Write the entries below out again exactly; any picture in them stays out.

(Data lines):

========================

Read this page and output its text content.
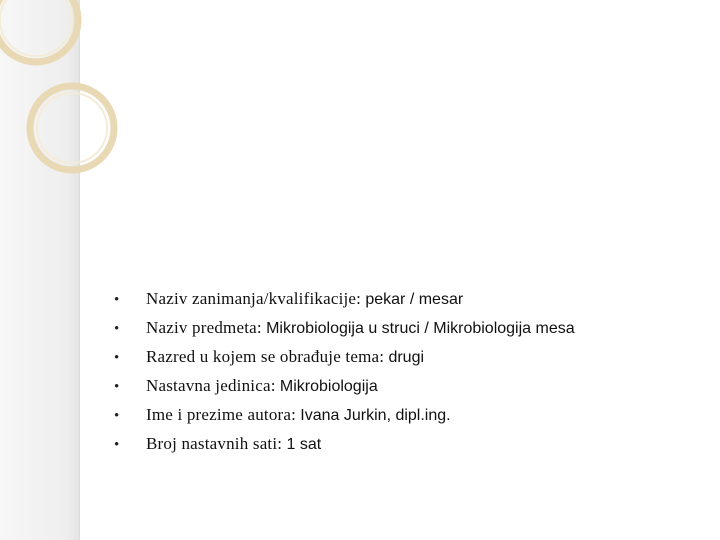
•	Naziv zanimanja/kvalifikacije:
pekar / mesar
•	Naziv predmeta:
Mikrobiologija u struci / Mikrobiologija mesa
•	Razred u kojem se obrađuje tema:
drugi
•	Nastavna jedinica:
Mikrobiologija
•	Ime i prezime autora:
Ivana Jurkin, dipl.ing.
•	Broj nastavnih sati:
1 sat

========================

(Problem solution):
Read this page and output its text content.
•	Naziv zanimanja/kvalifikacije:
pekar / mesar
•	Naziv predmeta:
Mikrobiologija u struci / Mikrobiologija mesa
•	Razred u kojem se obrađuje tema:
drugi
•	Nastavna jedinica:
Mikrobiologija
•	Ime i prezime autora:
Ivana Jurkin, dipl.ing.
•	Broj nastavnih sati:
1 sat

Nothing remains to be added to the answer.